_INSTRUCTIONS FOR THE TASK_
Check each line of the records below and collect those holding "características".

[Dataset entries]
* * * *

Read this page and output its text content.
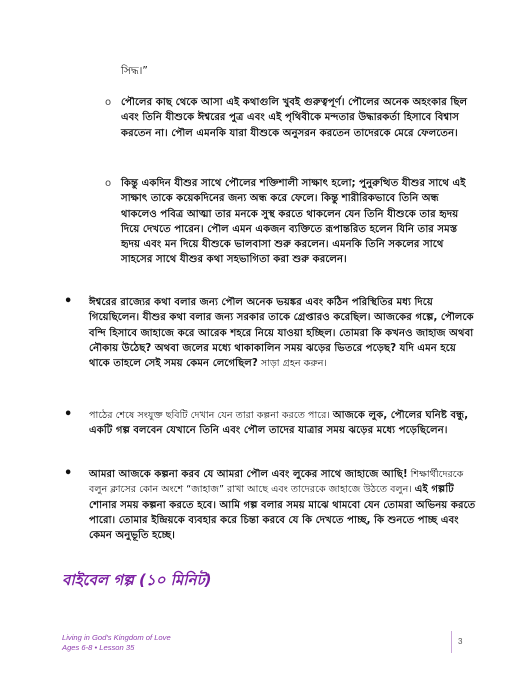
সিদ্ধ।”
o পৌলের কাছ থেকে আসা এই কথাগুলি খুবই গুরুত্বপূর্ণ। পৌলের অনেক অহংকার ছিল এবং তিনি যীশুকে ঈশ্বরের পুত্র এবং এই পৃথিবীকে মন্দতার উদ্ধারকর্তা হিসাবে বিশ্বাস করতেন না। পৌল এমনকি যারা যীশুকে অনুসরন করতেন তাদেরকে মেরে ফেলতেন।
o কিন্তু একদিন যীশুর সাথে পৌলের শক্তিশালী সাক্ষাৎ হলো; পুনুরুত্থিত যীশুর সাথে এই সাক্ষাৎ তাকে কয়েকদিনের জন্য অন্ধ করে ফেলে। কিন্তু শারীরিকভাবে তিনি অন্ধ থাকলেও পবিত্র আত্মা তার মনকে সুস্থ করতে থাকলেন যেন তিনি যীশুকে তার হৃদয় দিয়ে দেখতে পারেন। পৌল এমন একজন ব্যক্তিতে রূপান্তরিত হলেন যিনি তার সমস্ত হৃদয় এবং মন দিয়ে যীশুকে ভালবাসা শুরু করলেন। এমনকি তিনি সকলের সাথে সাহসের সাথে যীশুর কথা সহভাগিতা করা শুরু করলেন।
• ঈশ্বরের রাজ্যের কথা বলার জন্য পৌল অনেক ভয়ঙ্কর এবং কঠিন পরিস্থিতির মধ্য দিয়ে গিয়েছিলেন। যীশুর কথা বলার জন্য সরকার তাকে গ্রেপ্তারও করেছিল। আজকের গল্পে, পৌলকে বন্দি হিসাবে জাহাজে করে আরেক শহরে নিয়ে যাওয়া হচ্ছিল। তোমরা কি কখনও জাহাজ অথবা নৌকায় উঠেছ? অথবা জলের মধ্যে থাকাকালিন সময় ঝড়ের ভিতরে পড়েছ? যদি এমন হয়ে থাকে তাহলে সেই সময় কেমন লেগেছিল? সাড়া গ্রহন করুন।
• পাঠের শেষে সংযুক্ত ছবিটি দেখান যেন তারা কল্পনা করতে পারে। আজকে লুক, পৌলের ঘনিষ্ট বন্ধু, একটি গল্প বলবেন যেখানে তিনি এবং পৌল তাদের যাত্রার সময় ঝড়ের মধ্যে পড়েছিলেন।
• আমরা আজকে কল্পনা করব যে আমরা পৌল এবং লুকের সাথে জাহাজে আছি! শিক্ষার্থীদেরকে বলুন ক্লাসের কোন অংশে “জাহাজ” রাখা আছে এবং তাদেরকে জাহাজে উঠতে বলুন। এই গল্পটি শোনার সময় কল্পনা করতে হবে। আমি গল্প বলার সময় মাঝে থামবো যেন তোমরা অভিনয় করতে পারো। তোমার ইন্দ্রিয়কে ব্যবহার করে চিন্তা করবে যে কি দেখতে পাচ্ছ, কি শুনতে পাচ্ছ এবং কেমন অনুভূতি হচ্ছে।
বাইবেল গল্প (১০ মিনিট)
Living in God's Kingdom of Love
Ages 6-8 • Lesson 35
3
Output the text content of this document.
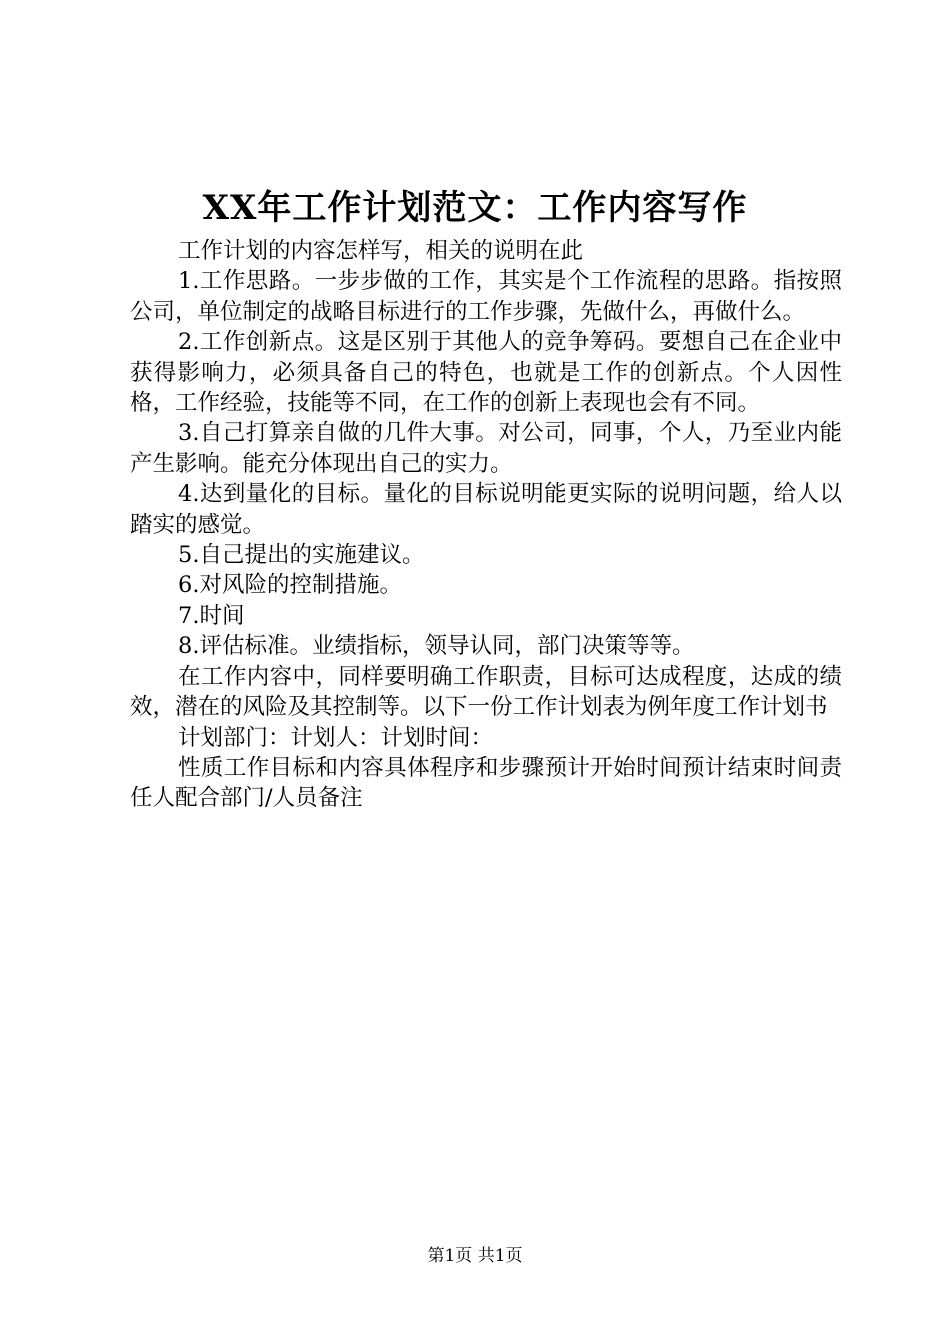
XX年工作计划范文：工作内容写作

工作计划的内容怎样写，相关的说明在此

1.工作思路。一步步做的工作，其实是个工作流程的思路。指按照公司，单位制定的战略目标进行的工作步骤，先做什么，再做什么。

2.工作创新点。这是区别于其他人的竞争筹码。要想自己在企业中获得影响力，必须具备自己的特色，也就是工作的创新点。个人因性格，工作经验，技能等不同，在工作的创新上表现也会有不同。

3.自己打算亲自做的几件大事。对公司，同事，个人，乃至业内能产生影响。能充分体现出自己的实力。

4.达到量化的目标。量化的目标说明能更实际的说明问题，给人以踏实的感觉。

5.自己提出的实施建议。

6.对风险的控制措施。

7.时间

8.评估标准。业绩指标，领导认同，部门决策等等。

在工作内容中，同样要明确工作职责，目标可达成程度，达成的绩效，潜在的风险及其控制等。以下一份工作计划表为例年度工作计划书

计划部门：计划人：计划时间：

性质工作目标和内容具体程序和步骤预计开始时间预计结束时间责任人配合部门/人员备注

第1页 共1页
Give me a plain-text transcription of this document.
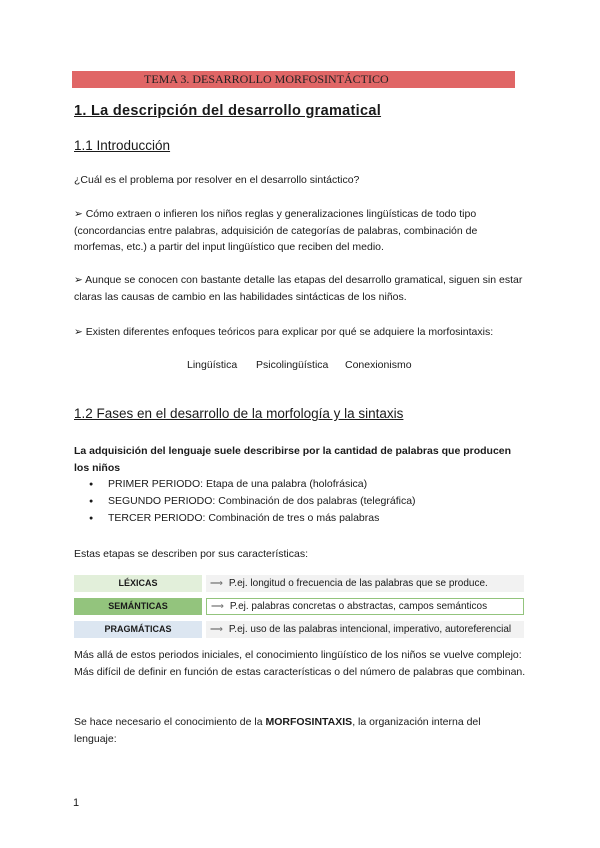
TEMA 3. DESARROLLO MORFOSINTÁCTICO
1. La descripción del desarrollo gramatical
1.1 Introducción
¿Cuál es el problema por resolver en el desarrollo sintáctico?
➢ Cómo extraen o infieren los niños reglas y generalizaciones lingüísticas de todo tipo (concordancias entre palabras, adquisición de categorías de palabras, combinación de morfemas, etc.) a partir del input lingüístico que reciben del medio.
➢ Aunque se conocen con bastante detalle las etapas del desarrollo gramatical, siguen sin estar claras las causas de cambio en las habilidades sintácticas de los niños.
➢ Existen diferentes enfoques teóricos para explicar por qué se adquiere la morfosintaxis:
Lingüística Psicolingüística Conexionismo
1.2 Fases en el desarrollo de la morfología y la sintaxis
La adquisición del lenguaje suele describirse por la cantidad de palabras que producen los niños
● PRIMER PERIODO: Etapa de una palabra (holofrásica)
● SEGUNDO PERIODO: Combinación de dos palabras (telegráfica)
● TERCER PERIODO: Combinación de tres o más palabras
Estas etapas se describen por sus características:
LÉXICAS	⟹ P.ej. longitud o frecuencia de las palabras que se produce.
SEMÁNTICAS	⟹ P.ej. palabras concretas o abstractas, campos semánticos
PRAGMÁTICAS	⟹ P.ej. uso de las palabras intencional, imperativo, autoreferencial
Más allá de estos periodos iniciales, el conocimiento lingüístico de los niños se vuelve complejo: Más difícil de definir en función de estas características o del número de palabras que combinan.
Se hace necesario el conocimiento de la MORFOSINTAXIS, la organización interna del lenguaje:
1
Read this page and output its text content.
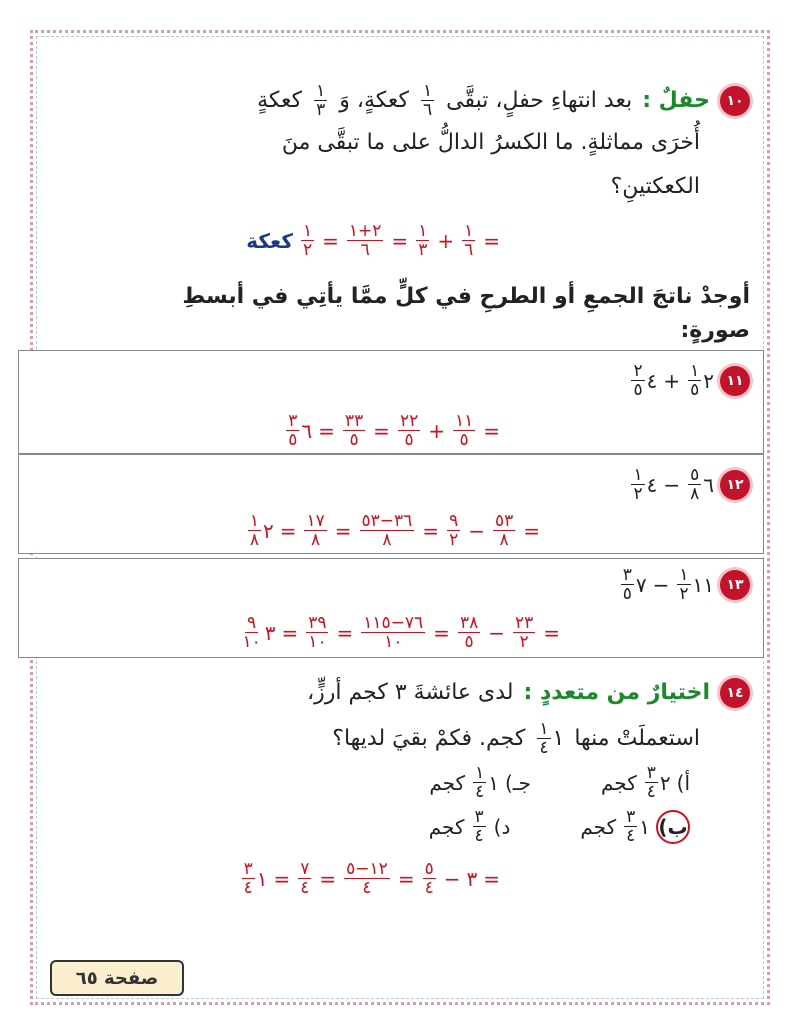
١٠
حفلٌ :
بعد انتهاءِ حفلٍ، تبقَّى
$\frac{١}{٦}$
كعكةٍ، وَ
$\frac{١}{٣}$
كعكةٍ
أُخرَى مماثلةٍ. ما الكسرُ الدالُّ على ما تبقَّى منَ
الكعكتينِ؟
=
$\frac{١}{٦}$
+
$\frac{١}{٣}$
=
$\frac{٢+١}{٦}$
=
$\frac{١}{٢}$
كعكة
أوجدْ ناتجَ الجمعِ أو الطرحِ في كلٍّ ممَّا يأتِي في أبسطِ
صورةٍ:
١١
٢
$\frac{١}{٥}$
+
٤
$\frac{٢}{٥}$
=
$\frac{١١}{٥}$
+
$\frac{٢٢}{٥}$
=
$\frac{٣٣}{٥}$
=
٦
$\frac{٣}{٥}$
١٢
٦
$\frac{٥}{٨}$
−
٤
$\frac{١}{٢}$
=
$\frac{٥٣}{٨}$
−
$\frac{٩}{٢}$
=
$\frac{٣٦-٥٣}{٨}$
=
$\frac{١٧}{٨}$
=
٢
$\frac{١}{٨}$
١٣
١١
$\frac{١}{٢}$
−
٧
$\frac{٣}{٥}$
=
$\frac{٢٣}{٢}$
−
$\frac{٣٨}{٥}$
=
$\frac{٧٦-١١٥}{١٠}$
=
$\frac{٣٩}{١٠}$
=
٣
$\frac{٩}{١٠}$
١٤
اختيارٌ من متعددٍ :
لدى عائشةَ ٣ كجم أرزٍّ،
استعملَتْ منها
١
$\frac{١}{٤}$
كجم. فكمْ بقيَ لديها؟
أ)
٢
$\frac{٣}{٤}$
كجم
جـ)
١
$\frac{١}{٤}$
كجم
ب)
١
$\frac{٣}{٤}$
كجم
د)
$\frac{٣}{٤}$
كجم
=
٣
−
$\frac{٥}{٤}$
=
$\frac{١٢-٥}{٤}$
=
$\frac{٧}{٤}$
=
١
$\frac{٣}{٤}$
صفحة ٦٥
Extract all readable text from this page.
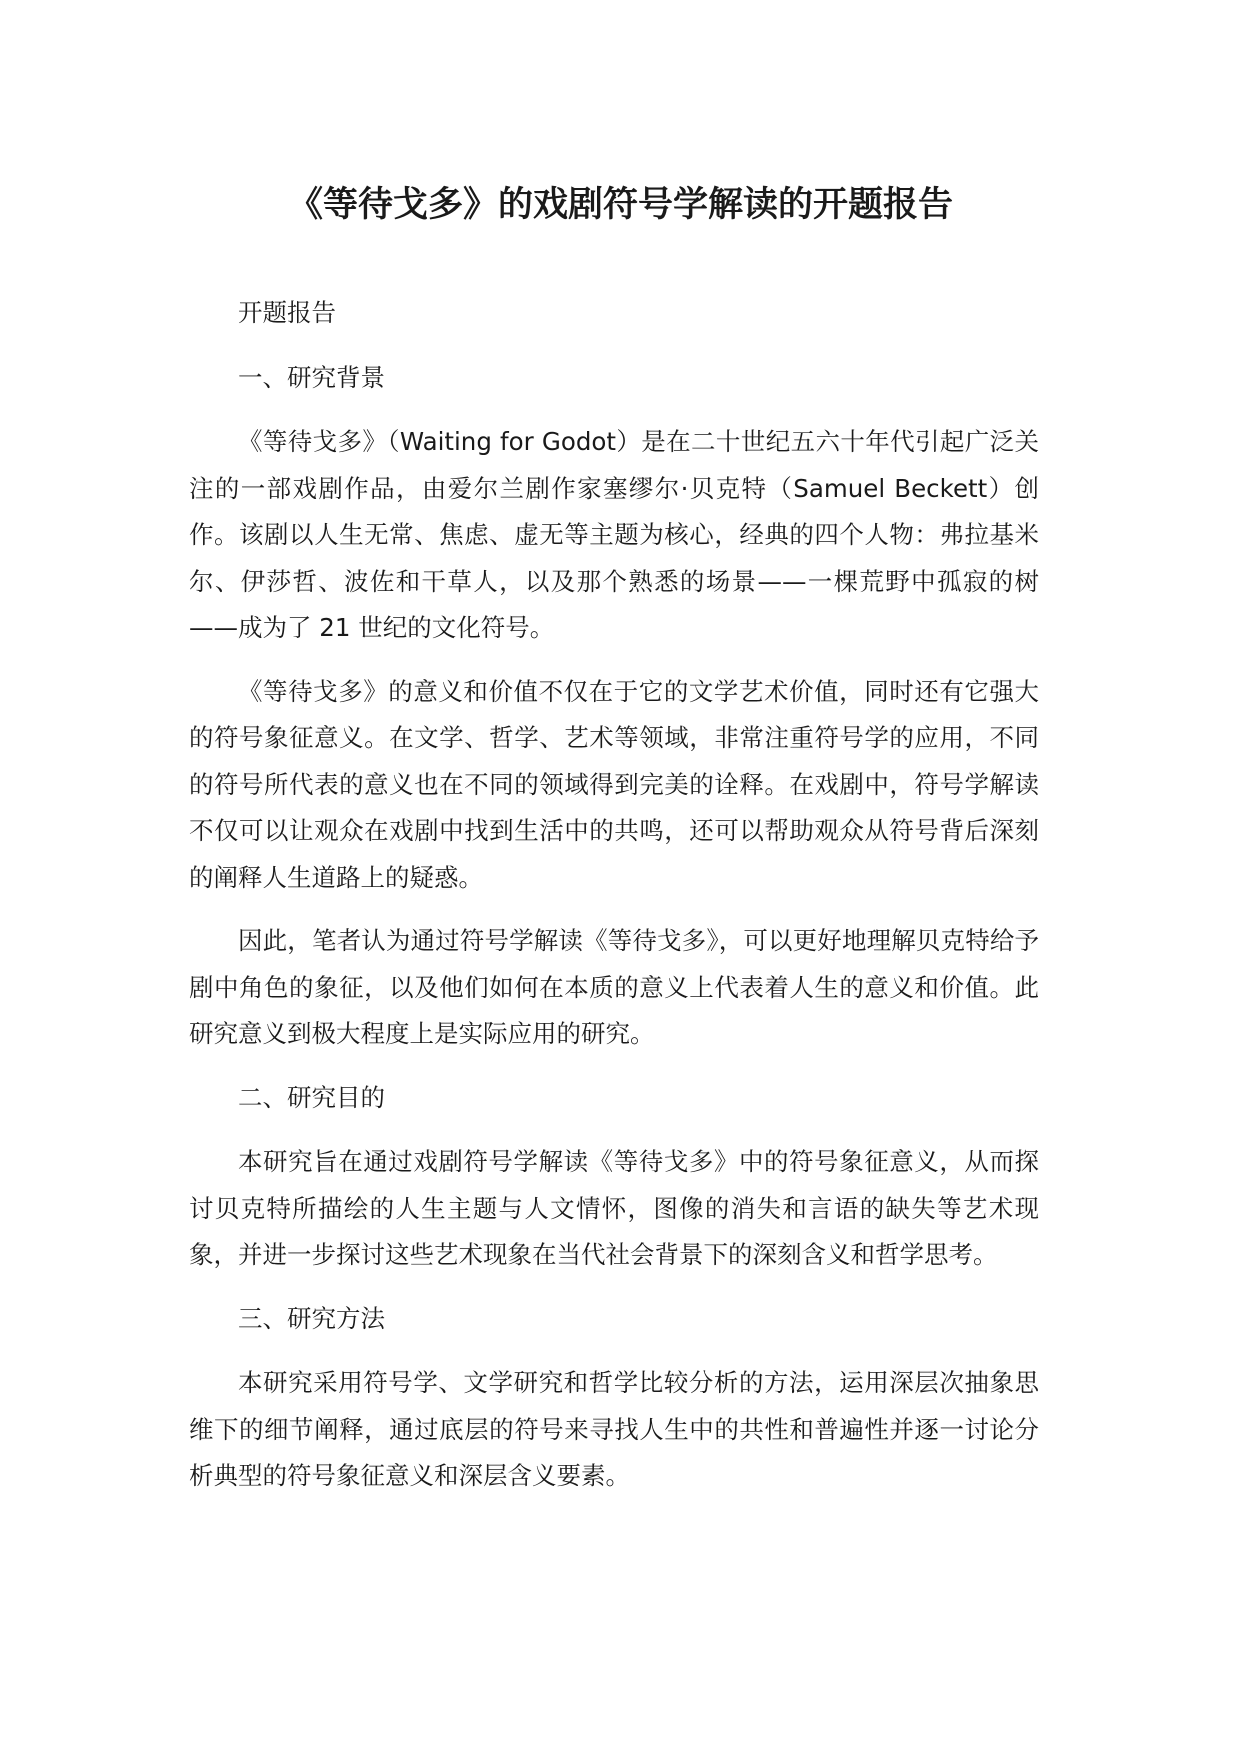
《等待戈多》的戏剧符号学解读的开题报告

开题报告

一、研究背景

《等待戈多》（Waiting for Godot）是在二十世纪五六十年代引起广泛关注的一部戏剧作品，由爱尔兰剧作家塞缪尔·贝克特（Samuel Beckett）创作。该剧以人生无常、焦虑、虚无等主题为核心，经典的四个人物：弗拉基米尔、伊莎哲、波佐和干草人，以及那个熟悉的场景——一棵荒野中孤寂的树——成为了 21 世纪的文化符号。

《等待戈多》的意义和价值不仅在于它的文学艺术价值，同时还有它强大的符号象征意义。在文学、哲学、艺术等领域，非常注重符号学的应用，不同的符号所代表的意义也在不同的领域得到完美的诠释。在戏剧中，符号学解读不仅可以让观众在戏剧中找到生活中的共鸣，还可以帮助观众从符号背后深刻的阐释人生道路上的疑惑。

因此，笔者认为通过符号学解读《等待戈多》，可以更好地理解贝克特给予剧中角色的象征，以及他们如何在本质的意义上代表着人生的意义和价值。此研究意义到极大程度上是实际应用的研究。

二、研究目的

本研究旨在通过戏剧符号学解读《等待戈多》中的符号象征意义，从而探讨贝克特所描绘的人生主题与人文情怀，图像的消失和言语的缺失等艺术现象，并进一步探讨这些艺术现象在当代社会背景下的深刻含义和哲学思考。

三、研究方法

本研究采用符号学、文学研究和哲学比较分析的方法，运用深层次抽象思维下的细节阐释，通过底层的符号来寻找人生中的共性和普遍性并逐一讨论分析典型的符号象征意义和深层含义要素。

* * * *

_SOLUTION BELOW_
Estas etapas se describen por sus características:
Más allá de estos periodos iniciales, el conocimiento lingüístico de los niños se vuelve complejo: Más difícil de definir en función de estas características o del número de palabras que combinan.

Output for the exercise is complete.